### Goal of the exercise
Beneath this sentence is a set of records; write each of them out exactly.

### Supplied records
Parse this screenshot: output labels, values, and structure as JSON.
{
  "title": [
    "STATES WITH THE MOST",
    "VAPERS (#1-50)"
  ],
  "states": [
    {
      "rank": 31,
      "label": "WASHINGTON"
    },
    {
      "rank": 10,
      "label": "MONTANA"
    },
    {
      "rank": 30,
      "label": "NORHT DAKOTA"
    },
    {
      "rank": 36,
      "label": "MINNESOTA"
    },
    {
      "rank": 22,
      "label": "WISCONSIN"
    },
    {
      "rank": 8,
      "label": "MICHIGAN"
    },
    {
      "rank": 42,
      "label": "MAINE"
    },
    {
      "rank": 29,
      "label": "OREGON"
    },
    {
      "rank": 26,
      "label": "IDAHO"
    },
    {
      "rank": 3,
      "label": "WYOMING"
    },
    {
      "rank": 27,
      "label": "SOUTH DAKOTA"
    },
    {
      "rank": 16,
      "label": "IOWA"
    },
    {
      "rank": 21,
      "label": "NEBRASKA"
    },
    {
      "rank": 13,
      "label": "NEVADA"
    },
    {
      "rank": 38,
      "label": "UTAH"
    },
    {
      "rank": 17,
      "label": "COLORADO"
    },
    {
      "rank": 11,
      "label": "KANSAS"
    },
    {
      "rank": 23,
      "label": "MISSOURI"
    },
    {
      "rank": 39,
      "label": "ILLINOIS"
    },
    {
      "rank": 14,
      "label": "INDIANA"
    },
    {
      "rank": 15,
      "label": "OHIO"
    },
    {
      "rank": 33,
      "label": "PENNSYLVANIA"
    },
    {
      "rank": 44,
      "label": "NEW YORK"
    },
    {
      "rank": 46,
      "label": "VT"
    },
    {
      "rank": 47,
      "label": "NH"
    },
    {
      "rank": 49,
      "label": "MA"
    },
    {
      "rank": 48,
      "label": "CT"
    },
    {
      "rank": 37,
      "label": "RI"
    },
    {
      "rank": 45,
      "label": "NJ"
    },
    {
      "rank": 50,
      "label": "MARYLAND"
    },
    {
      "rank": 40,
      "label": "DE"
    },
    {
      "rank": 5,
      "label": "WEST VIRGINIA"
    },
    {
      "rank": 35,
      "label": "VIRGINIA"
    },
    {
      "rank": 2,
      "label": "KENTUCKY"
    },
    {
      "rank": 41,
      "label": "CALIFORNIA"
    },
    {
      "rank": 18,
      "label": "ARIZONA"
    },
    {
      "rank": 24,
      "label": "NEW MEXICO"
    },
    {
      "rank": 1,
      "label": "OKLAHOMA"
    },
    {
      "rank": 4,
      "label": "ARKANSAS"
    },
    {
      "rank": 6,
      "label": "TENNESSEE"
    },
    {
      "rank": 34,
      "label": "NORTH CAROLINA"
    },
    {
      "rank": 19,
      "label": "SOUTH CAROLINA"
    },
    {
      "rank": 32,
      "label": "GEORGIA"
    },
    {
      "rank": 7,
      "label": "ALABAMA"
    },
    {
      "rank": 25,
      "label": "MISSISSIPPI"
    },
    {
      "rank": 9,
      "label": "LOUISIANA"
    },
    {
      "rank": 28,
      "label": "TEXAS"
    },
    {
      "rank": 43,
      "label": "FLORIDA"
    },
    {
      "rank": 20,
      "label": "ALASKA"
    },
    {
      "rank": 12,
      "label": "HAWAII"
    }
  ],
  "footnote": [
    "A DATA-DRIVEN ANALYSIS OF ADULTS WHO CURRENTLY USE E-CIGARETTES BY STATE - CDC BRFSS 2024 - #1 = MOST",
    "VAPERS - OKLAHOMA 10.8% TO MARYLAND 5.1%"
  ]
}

### Solution for this task
Parse this screenshot: output labels, values, and structure as JSON.
{
  "title": [
    "STATES WITH THE MOST",
    "VAPERS (#1-50)"
  ],
  "states": [
    {
      "rank": 31,
      "label": "WASHINGTON"
    },
    {
      "rank": 10,
      "label": "MONTANA"
    },
    {
      "rank": 30,
      "label": "NORHT DAKOTA"
    },
    {
      "rank": 36,
      "label": "MINNESOTA"
    },
    {
      "rank": 22,
      "label": "WISCONSIN"
    },
    {
      "rank": 8,
      "label": "MICHIGAN"
    },
    {
      "rank": 42,
      "label": "MAINE"
    },
    {
      "rank": 29,
      "label": "OREGON"
    },
    {
      "rank": 26,
      "label": "IDAHO"
    },
    {
      "rank": 3,
      "label": "WYOMING"
    },
    {
      "rank": 27,
      "label": "SOUTH DAKOTA"
    },
    {
      "rank": 16,
      "label": "IOWA"
    },
    {
      "rank": 21,
      "label": "NEBRASKA"
    },
    {
      "rank": 13,
      "label": "NEVADA"
    },
    {
      "rank": 38,
      "label": "UTAH"
    },
    {
      "rank": 17,
      "label": "COLORADO"
    },
    {
      "rank": 11,
      "label": "KANSAS"
    },
    {
      "rank": 23,
      "label": "MISSOURI"
    },
    {
      "rank": 39,
      "label": "ILLINOIS"
    },
    {
      "rank": 14,
      "label": "INDIANA"
    },
    {
      "rank": 15,
      "label": "OHIO"
    },
    {
      "rank": 33,
      "label": "PENNSYLVANIA"
    },
    {
      "rank": 44,
      "label": "NEW YORK"
    },
    {
      "rank": 46,
      "label": "VT"
    },
    {
      "rank": 47,
      "label": "NH"
    },
    {
      "rank": 49,
      "label": "MA"
    },
    {
      "rank": 48,
      "label": "CT"
    },
    {
      "rank": 37,
      "label": "RI"
    },
    {
      "rank": 45,
      "label": "NJ"
    },
    {
      "rank": 50,
      "label": "MARYLAND"
    },
    {
      "rank": 40,
      "label": "DE"
    },
    {
      "rank": 5,
      "label": "WEST VIRGINIA"
    },
    {
      "rank": 35,
      "label": "VIRGINIA"
    },
    {
      "rank": 2,
      "label": "KENTUCKY"
    },
    {
      "rank": 41,
      "label": "CALIFORNIA"
    },
    {
      "rank": 18,
      "label": "ARIZONA"
    },
    {
      "rank": 24,
      "label": "NEW MEXICO"
    },
    {
      "rank": 1,
      "label": "OKLAHOMA"
    },
    {
      "rank": 4,
      "label": "ARKANSAS"
    },
    {
      "rank": 6,
      "label": "TENNESSEE"
    },
    {
      "rank": 34,
      "label": "NORTH CAROLINA"
    },
    {
      "rank": 19,
      "label": "SOUTH CAROLINA"
    },
    {
      "rank": 32,
      "label": "GEORGIA"
    },
    {
      "rank": 7,
      "label": "ALABAMA"
    },
    {
      "rank": 25,
      "label": "MISSISSIPPI"
    },
    {
      "rank": 9,
      "label": "LOUISIANA"
    },
    {
      "rank": 28,
      "label": "TEXAS"
    },
    {
      "rank": 43,
      "label": "FLORIDA"
    },
    {
      "rank": 20,
      "label": "ALASKA"
    },
    {
      "rank": 12,
      "label": "HAWAII"
    }
  ],
  "footnote": [
    "A DATA-DRIVEN ANALYSIS OF ADULTS WHO CURRENTLY USE E-CIGARETTES BY STATE - CDC BRFSS 2024 - #1 = MOST",
    "VAPERS - OKLAHOMA 10.8% TO MARYLAND 5.1%"
  ]
}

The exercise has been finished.